[start MATERIAL FOR THE TASK]

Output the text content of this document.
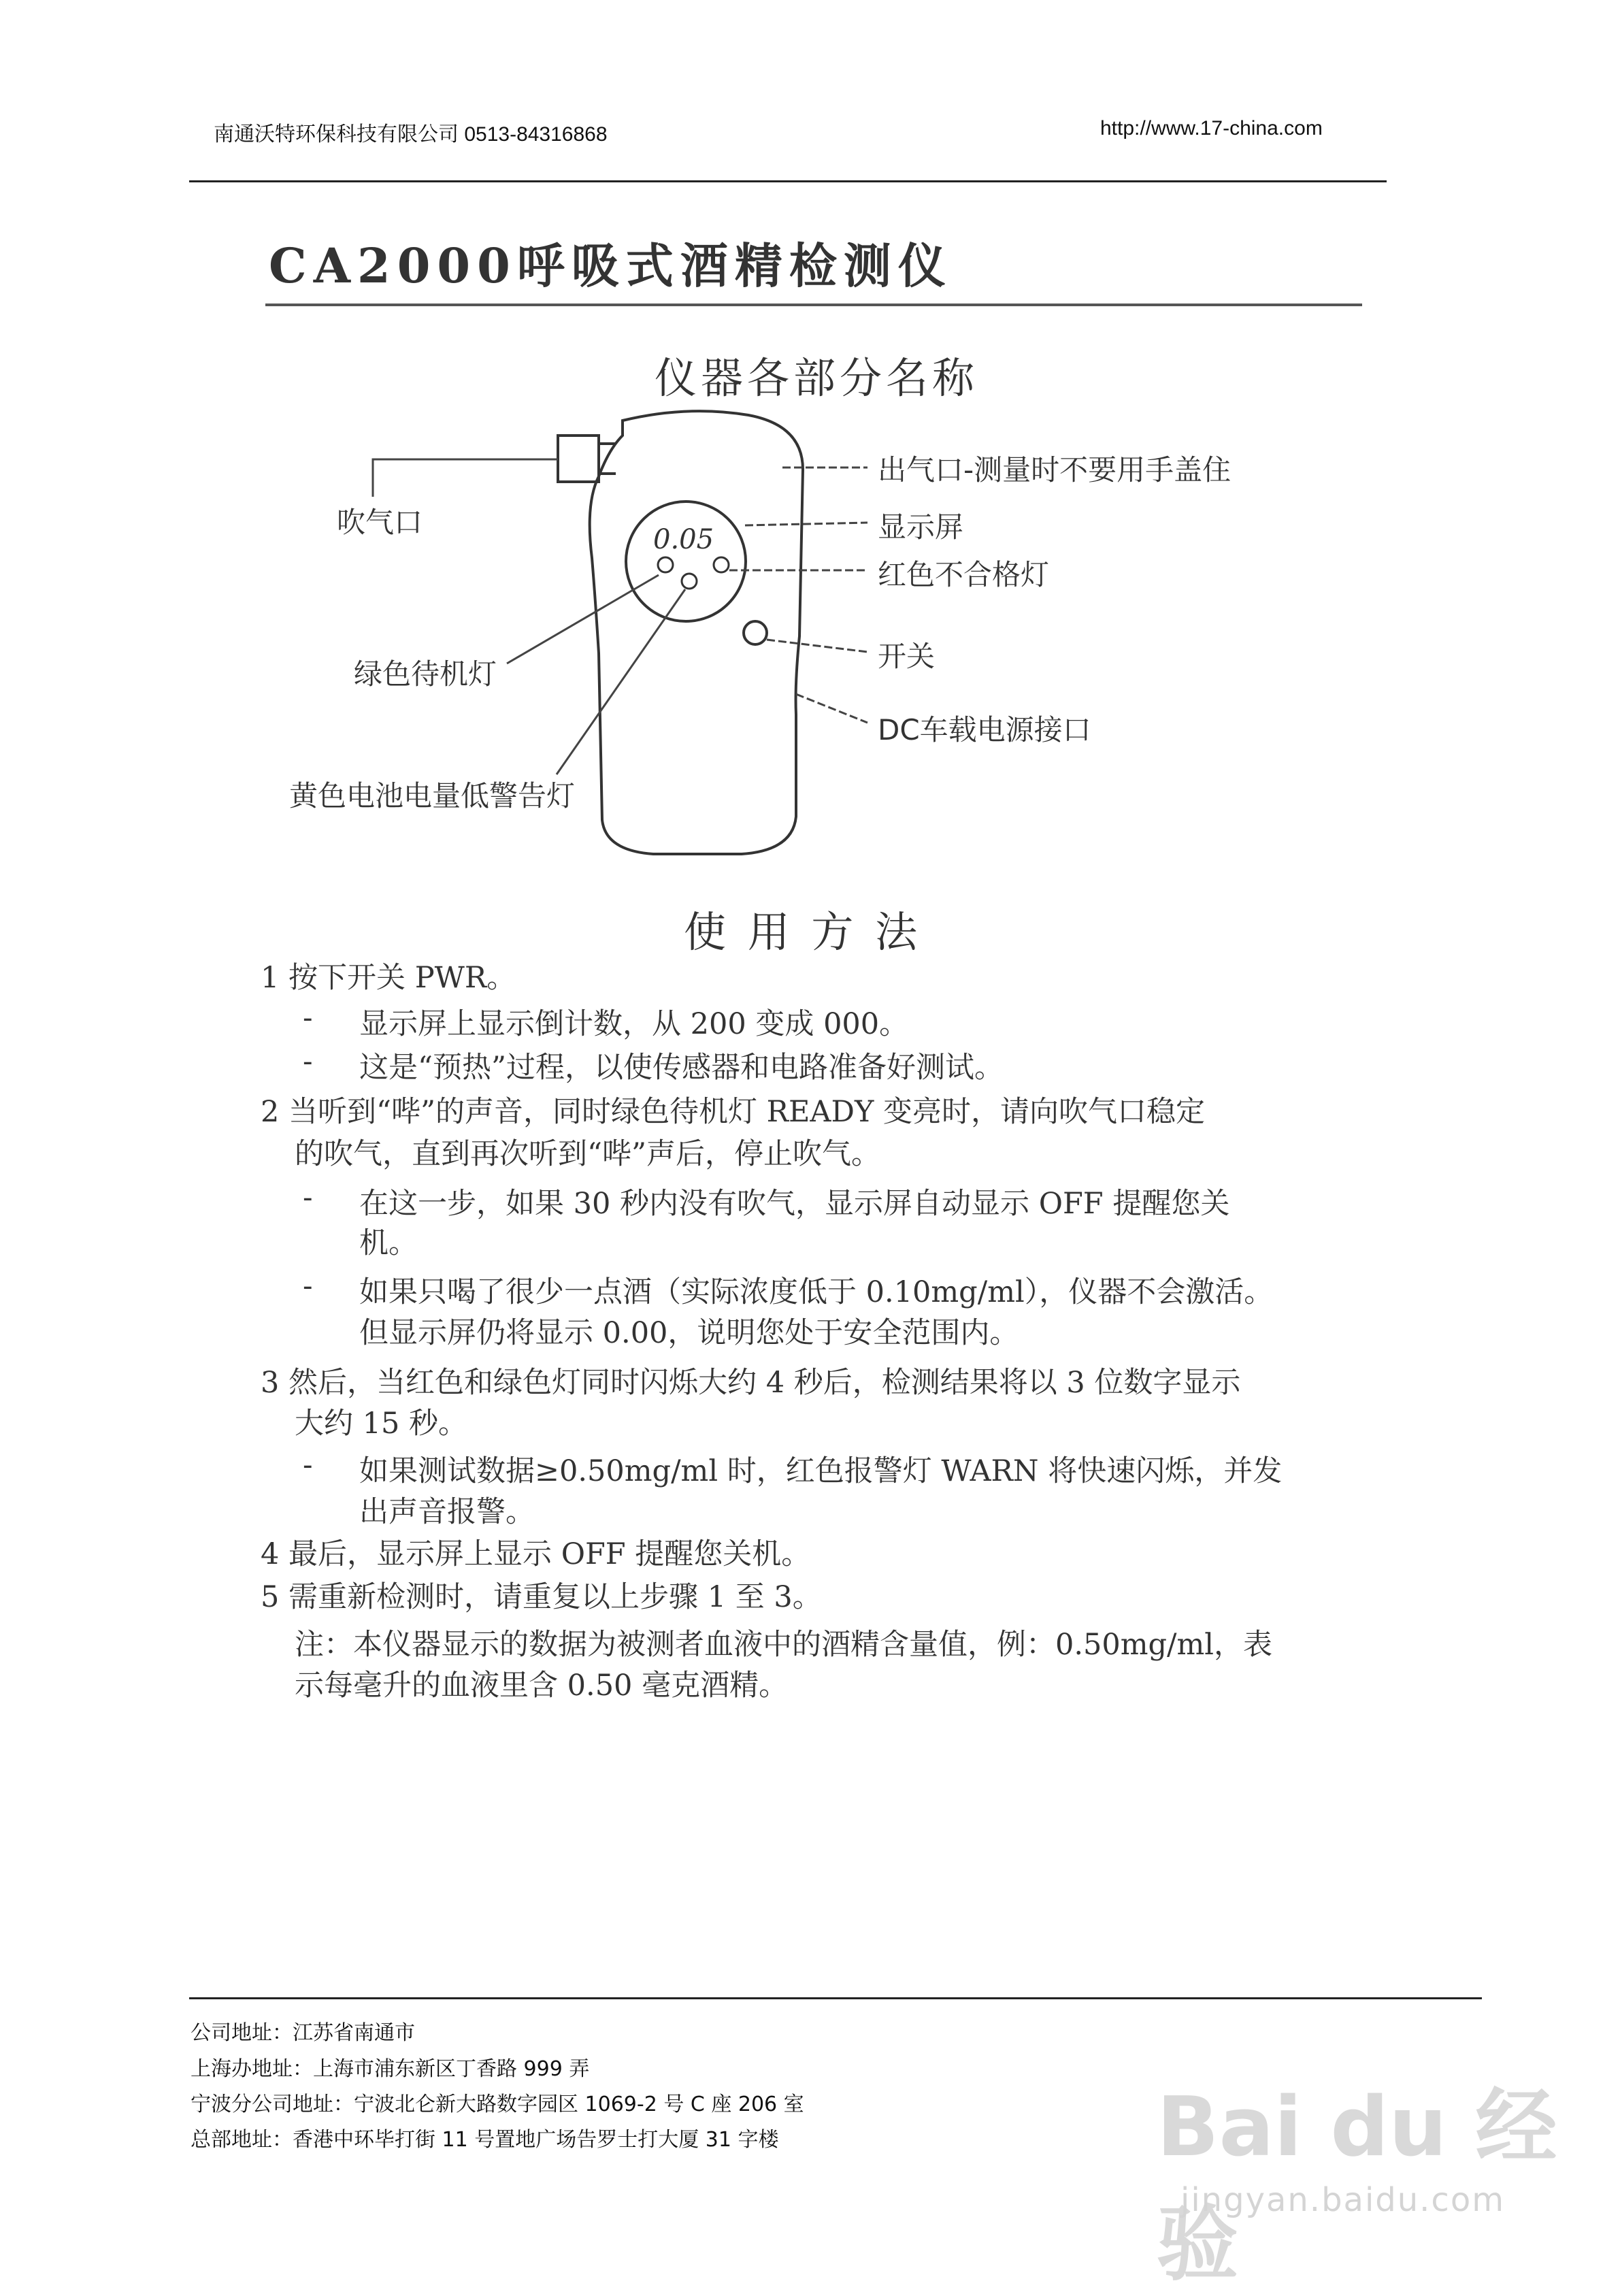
南通沃特环保科技有限公司 0513-84316868	http://www.17-china.com
CA2000呼吸式酒精检测仪
仪器各部分名称
0.05
吹气口
出气口-测量时不要用手盖住
显示屏
红色不合格灯
开关
DC车载电源接口
绿色待机灯
黄色电池电量低警告灯
使 用 方 法
1 按下开关 PWR。
- 显示屏上显示倒计数，从 200 变成 000。
- 这是“预热”过程，以使传感器和电路准备好测试。
2 当听到“哔”的声音，同时绿色待机灯 READY 变亮时，请向吹气口稳定
的吹气，直到再次听到“哔”声后，停止吹气。
- 在这一步，如果 30 秒内没有吹气，显示屏自动显示 OFF 提醒您关
机。
- 如果只喝了很少一点酒（实际浓度低于 0.10mg/ml），仪器不会激活。
但显示屏仍将显示 0.00，说明您处于安全范围内。
3 然后，当红色和绿色灯同时闪烁大约 4 秒后，检测结果将以 3 位数字显示
大约 15 秒。
- 如果测试数据≥0.50mg/ml 时，红色报警灯 WARN 将快速闪烁，并发
出声音报警。
4 最后，显示屏上显示 OFF 提醒您关机。
5 需重新检测时，请重复以上步骤 1 至 3。
注：本仪器显示的数据为被测者血液中的酒精含量值，例：0.50mg/ml，表
示每毫升的血液里含 0.50 毫克酒精。
公司地址：江苏省南通市
上海办地址：上海市浦东新区丁香路 999 弄
宁波分公司地址：宁波北仑新大路数字园区 1069-2 号 C 座 206 室
总部地址：香港中环毕打街 11 号置地广场告罗士打大厦 31 字楼	Bai du 经验
jingyan.baidu.com
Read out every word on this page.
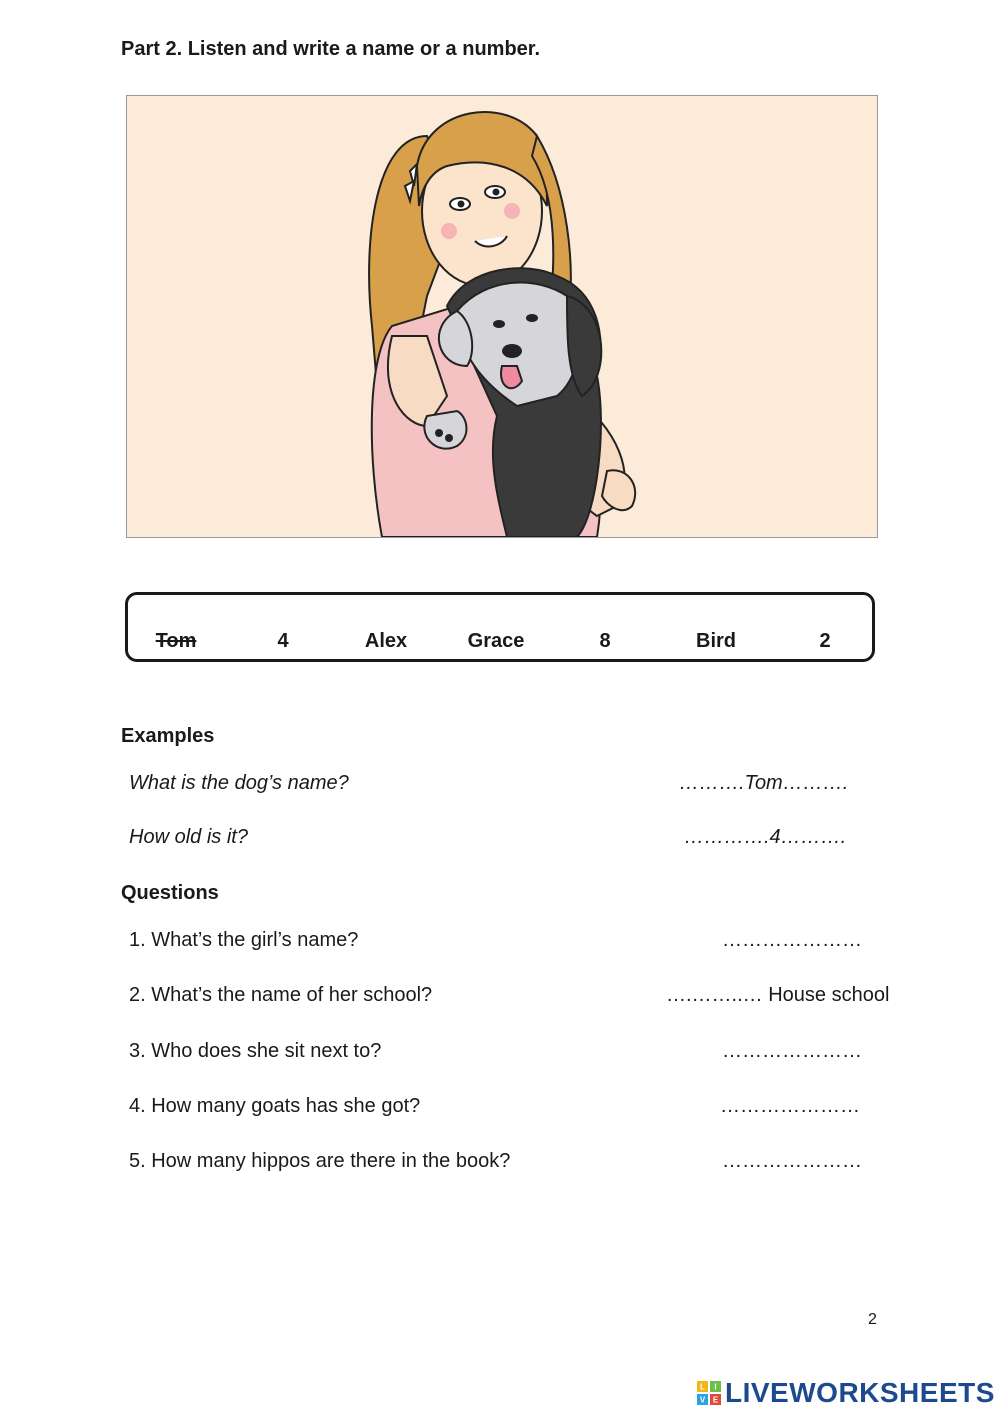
Part 2. Listen and write a name or a number.
Tom	4	Alex	Grace	8	Bird	2
Examples
What is the dog’s name?	……….Tom……….
How old is it?	………….4……….
Questions
1. What’s the girl’s name?	…………………
2. What’s the name of her school?	….……..… House school
3. Who does she sit next to?	…………………
4. How many goats has she got?	…………………
5. How many hippos are there in the book?	…………………
2
L I
V E LIVEWORKSHEETS
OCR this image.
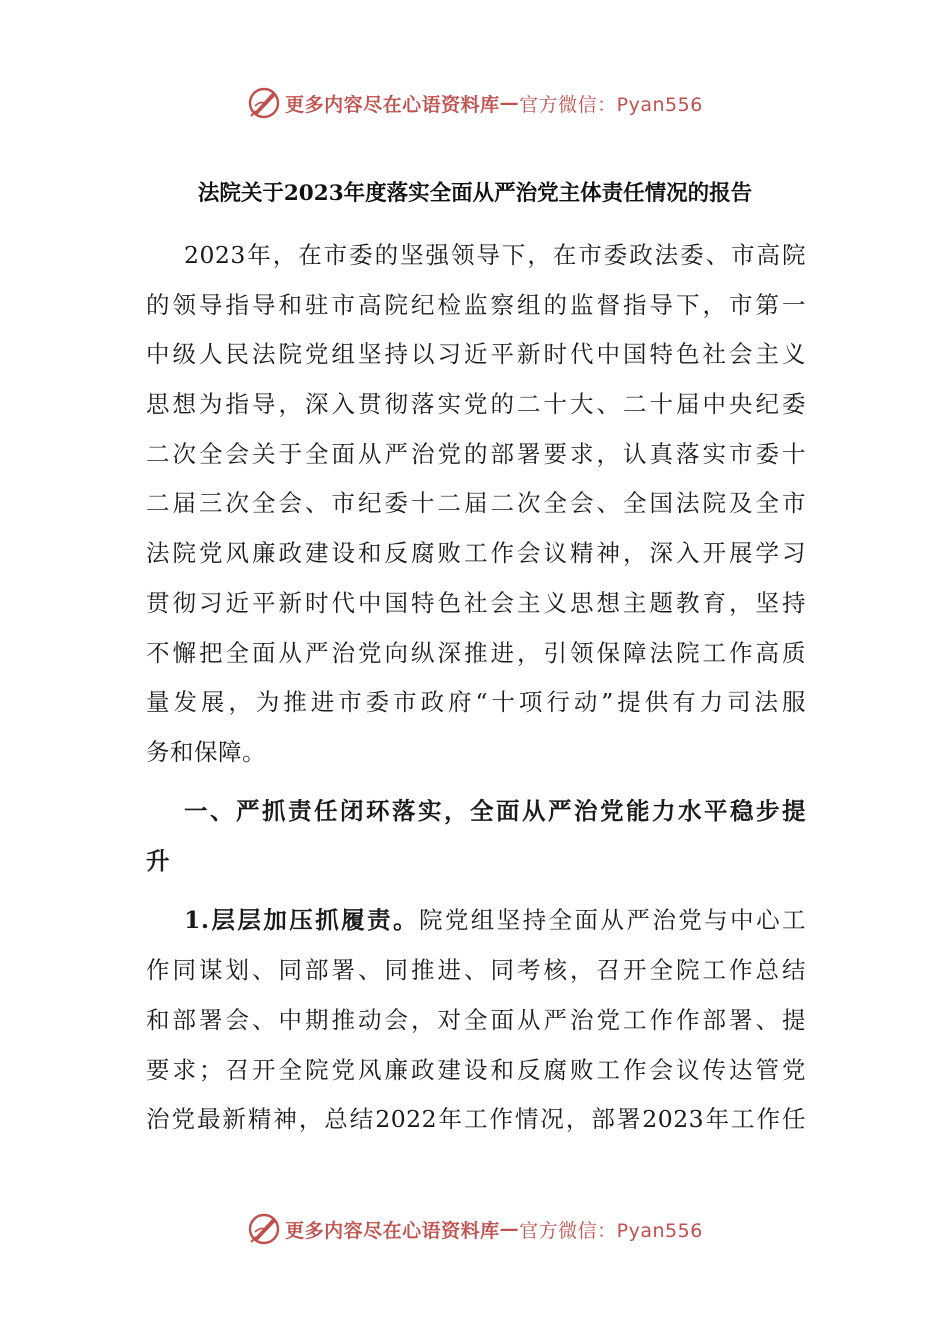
更多内容尽在心语资料库 — 官方微信：Pyan556
法院关于2023年度落实全面从严治党主体责任情况的报告
2023年，在市委的坚强领导下，在市委政法委、市高院
的领导指导和驻市高院纪检监察组的监督指导下，市第一
中级人民法院党组坚持以习近平新时代中国特色社会主义
思想为指导，深入贯彻落实党的二十大、二十届中央纪委
二次全会关于全面从严治党的部署要求，认真落实市委十
二届三次全会、市纪委十二届二次全会、全国法院及全市
法院党风廉政建设和反腐败工作会议精神，深入开展学习
贯彻习近平新时代中国特色社会主义思想主题教育，坚持
不懈把全面从严治党向纵深推进，引领保障法院工作高质
量发展，为推进市委市政府“十项行动”提供有力司法服
务和保障。
一、严抓责任闭环落实，全面从严治党能力水平稳步提
升
1.层层加压抓履责。院党组坚持全面从严治党与中心工
作同谋划、同部署、同推进、同考核，召开全院工作总结
和部署会、中期推动会，对全面从严治党工作作部署、提
要求；召开全院党风廉政建设和反腐败工作会议传达管党
治党最新精神，总结2022年工作情况，部署2023年工作任
更多内容尽在心语资料库 — 官方微信：Pyan556
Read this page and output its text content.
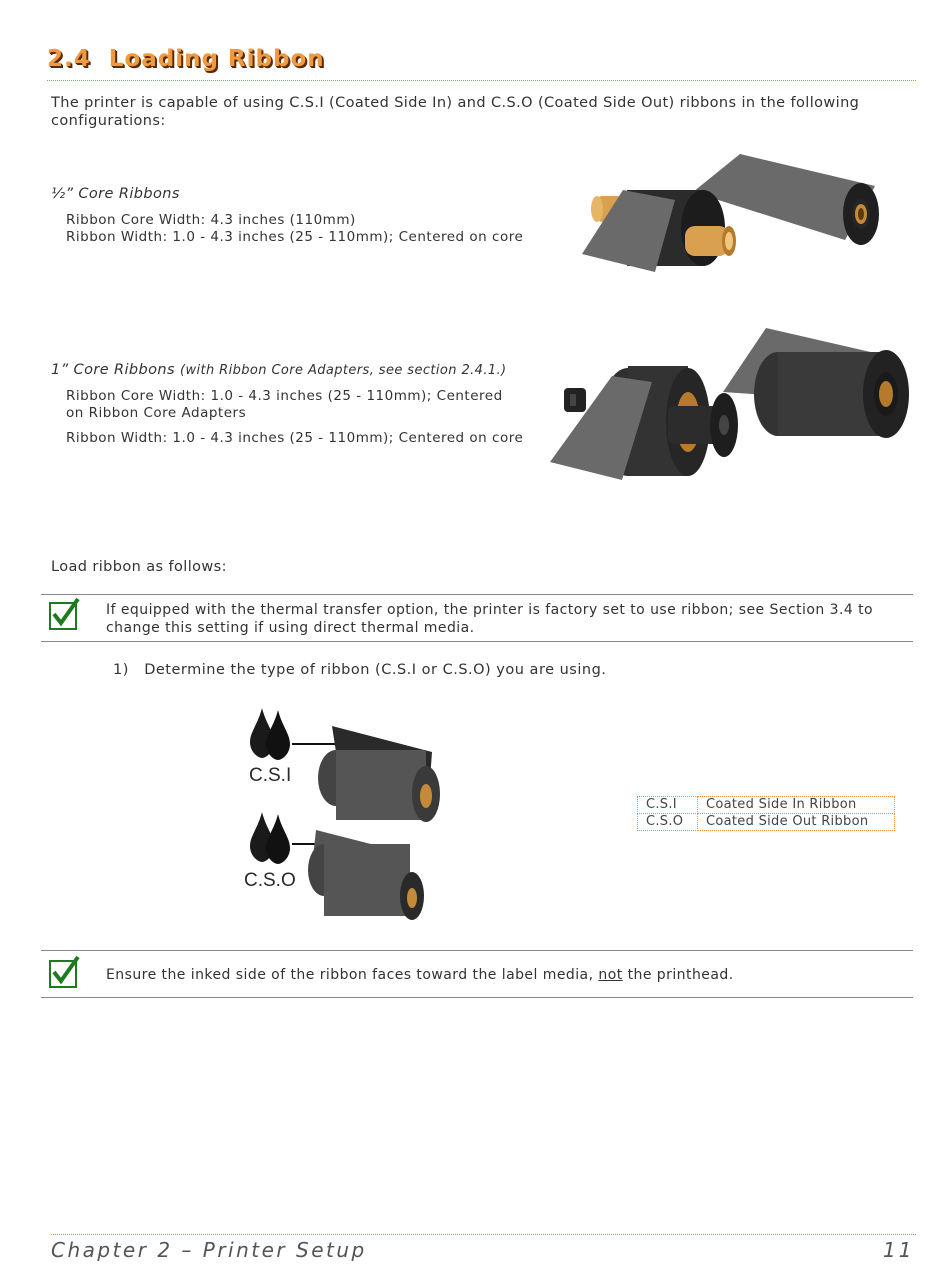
2.4 Loading Ribbon
The printer is capable of using C.S.I (Coated Side In) and C.S.O (Coated Side Out) ribbons in the following configurations:
½” Core Ribbons
Ribbon Core Width: 4.3 inches (110mm)
Ribbon Width: 1.0 - 4.3 inches (25 - 110mm); Centered on core
1” Core Ribbons (with Ribbon Core Adapters, see section 2.4.1.)
Ribbon Core Width: 1.0 - 4.3 inches (25 - 110mm); Centered
on Ribbon Core Adapters
Ribbon Width: 1.0 - 4.3 inches (25 - 110mm); Centered on core
Load ribbon as follows:
If equipped with the thermal transfer option, the printer is factory set to use ribbon; see Section 3.4 to change this setting if using direct thermal media.
1) Determine the type of ribbon (C.S.I or C.S.O) you are using.
C.S.I
C.S.O
C.S.I	Coated Side In Ribbon
C.S.O	Coated Side Out Ribbon
Ensure the inked side of the ribbon faces toward the label media, not the printhead.
Chapter 2 – Printer Setup	11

[end MATERIAL FOR THE TASK]

> EXERCISE: Copy each line above containing the string "inches".

> OUTPUT FOR THIS EXERCISE:
Ribbon Core Width: 4.3 inches (110mm)
Ribbon Width: 1.0 - 4.3 inches (25 - 110mm); Centered on core
Ribbon Core Width: 1.0 - 4.3 inches (25 - 110mm); Centered
Ribbon Width: 1.0 - 4.3 inches (25 - 110mm); Centered on core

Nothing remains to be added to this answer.